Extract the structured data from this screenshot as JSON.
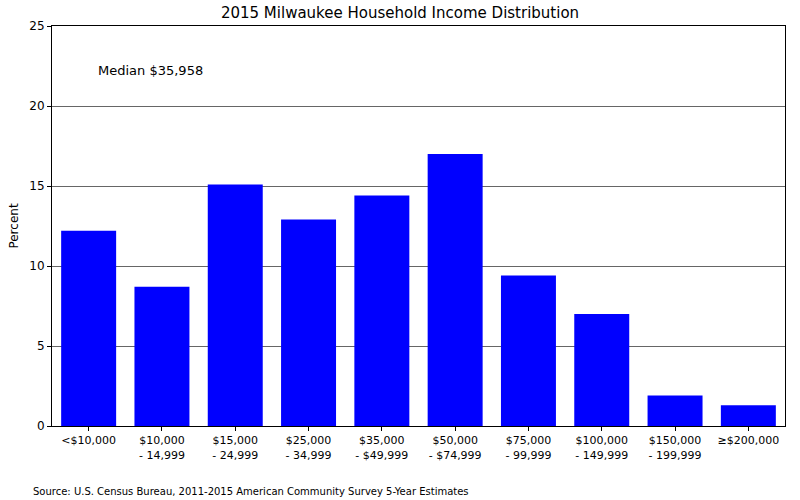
{
  "chart_data": {
    "type": "bar",
    "title": "2015 Milwaukee Household Income Distribution",
    "y_label": "Percent",
    "categories": [
      "<$10,000",
      "$10,000 - 14,999",
      "$15,000 - 24,999",
      "$25,000 - 34,999",
      "$35,000 - $49,999",
      "$50,000 - $74,999",
      "$75,000 - 99,999",
      "$100,000 - 149,999",
      "$150,000 - 199,999",
      "≥$200,000"
    ],
    "values": [
      12.2,
      8.7,
      15.1,
      12.9,
      14.4,
      17.0,
      9.4,
      7.0,
      1.9,
      1.3
    ],
    "color": "#0000ff",
    "ylim": [
      0,
      25
    ],
    "yticks": [
      0,
      5,
      10,
      15,
      20,
      25
    ],
    "grid": true,
    "annotations": [
      "Median $35,958"
    ],
    "source": "Source: U.S. Census Bureau, 2011-2015 American Community Survey 5-Year Estimates"
  }
}
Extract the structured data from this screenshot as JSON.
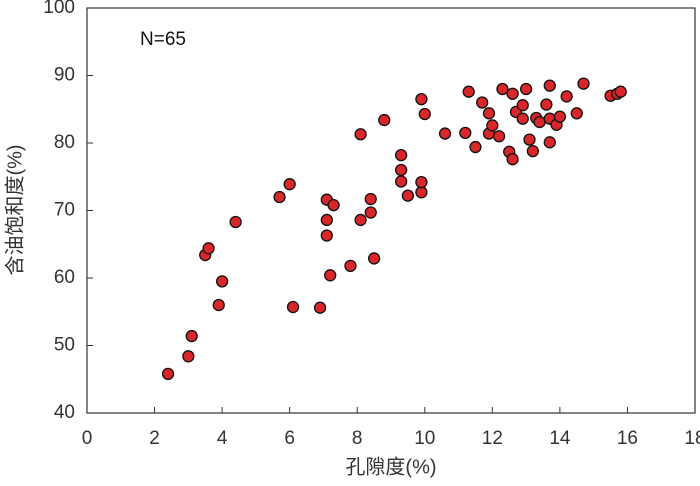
{
  "chart_data": {
    "type": "scatter",
    "x_label": "孔隙度(%)",
    "y_label": "含油饱和度(%)",
    "annotation": "N=65",
    "xlim": [
      0,
      18
    ],
    "xticks": [
      0,
      2,
      4,
      6,
      8,
      10,
      12,
      14,
      16,
      18
    ],
    "ylim": [
      40,
      100
    ],
    "yticks": [
      40,
      50,
      60,
      70,
      80,
      90,
      100
    ],
    "color": "#d9262a",
    "x": [
      2.4,
      3.0,
      3.1,
      3.5,
      3.6,
      3.9,
      4.0,
      4.4,
      5.7,
      6.0,
      6.1,
      6.9,
      7.1,
      7.1,
      7.1,
      7.2,
      7.3,
      7.8,
      8.1,
      8.1,
      8.4,
      8.4,
      8.5,
      8.8,
      9.3,
      9.3,
      9.3,
      9.5,
      9.9,
      9.9,
      9.9,
      10.0,
      10.6,
      11.2,
      11.3,
      11.5,
      11.7,
      11.9,
      11.9,
      12.0,
      12.2,
      12.3,
      12.5,
      12.6,
      12.6,
      12.7,
      12.9,
      12.9,
      13.0,
      13.1,
      13.2,
      13.3,
      13.4,
      13.6,
      13.7,
      13.7,
      13.7,
      13.9,
      14.0,
      14.2,
      14.5,
      14.7,
      15.5,
      15.7,
      15.8
    ],
    "values": [
      45.8,
      48.4,
      51.4,
      63.4,
      64.4,
      56.0,
      59.5,
      68.3,
      72.0,
      73.9,
      55.7,
      55.6,
      68.6,
      71.6,
      66.3,
      60.4,
      70.8,
      61.8,
      81.3,
      68.6,
      69.7,
      71.7,
      62.9,
      83.4,
      78.2,
      76.0,
      74.3,
      72.2,
      72.7,
      74.2,
      86.5,
      84.3,
      81.4,
      81.5,
      87.6,
      79.4,
      86.0,
      81.4,
      84.4,
      82.6,
      81.0,
      88.0,
      78.7,
      77.6,
      87.3,
      84.6,
      83.6,
      85.6,
      88.0,
      80.5,
      78.8,
      83.7,
      83.1,
      85.7,
      88.5,
      83.6,
      80.1,
      82.7,
      83.9,
      86.9,
      84.4,
      88.8,
      87.0,
      87.3,
      87.6
    ]
  }
}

--- --- ---

■ WHAT IS NEEDED: Retype each line of the listing above word for word. Exclude the pictures.

■ COMPLETE ANSWER:
Extract the structured data from this screenshot as JSON.
{
  "chart_data": {
    "type": "bar",
    "title": "2015 Milwaukee Household Income Distribution",
    "y_label": "Percent",
    "categories": [
      "<$10,000",
      "$10,000 - 14,999",
      "$15,000 - 24,999",
      "$25,000 - 34,999",
      "$35,000 - $49,999",
      "$50,000 - $74,999",
      "$75,000 - 99,999",
      "$100,000 - 149,999",
      "$150,000 - 199,999",
      "≥$200,000"
    ],
    "values": [
      12.2,
      8.7,
      15.1,
      12.9,
      14.4,
      17.0,
      9.4,
      7.0,
      1.9,
      1.3
    ],
    "color": "#0000ff",
    "ylim": [
      0,
      25
    ],
    "yticks": [
      0,
      5,
      10,
      15,
      20,
      25
    ],
    "grid": true,
    "annotations": [
      "Median $35,958"
    ],
    "source": "Source: U.S. Census Bureau, 2011-2015 American Community Survey 5-Year Estimates"
  }
}
Extract the structured data from this screenshot as JSON.
{
  "chart_data": {
    "type": "scatter",
    "x_label": "孔隙度(%)",
    "y_label": "含油饱和度(%)",
    "annotation": "N=65",
    "xlim": [
      0,
      18
    ],
    "xticks": [
      0,
      2,
      4,
      6,
      8,
      10,
      12,
      14,
      16,
      18
    ],
    "ylim": [
      40,
      100
    ],
    "yticks": [
      40,
      50,
      60,
      70,
      80,
      90,
      100
    ],
    "color": "#d9262a",
    "x": [
      2.4,
      3.0,
      3.1,
      3.5,
      3.6,
      3.9,
      4.0,
      4.4,
      5.7,
      6.0,
      6.1,
      6.9,
      7.1,
      7.1,
      7.1,
      7.2,
      7.3,
      7.8,
      8.1,
      8.1,
      8.4,
      8.4,
      8.5,
      8.8,
      9.3,
      9.3,
      9.3,
      9.5,
      9.9,
      9.9,
      9.9,
      10.0,
      10.6,
      11.2,
      11.3,
      11.5,
      11.7,
      11.9,
      11.9,
      12.0,
      12.2,
      12.3,
      12.5,
      12.6,
      12.6,
      12.7,
      12.9,
      12.9,
      13.0,
      13.1,
      13.2,
      13.3,
      13.4,
      13.6,
      13.7,
      13.7,
      13.7,
      13.9,
      14.0,
      14.2,
      14.5,
      14.7,
      15.5,
      15.7,
      15.8
    ],
    "values": [
      45.8,
      48.4,
      51.4,
      63.4,
      64.4,
      56.0,
      59.5,
      68.3,
      72.0,
      73.9,
      55.7,
      55.6,
      68.6,
      71.6,
      66.3,
      60.4,
      70.8,
      61.8,
      81.3,
      68.6,
      69.7,
      71.7,
      62.9,
      83.4,
      78.2,
      76.0,
      74.3,
      72.2,
      72.7,
      74.2,
      86.5,
      84.3,
      81.4,
      81.5,
      87.6,
      79.4,
      86.0,
      81.4,
      84.4,
      82.6,
      81.0,
      88.0,
      78.7,
      77.6,
      87.3,
      84.6,
      83.6,
      85.6,
      88.0,
      80.5,
      78.8,
      83.7,
      83.1,
      85.7,
      88.5,
      83.6,
      80.1,
      82.7,
      83.9,
      86.9,
      84.4,
      88.8,
      87.0,
      87.3,
      87.6
    ]
  }
}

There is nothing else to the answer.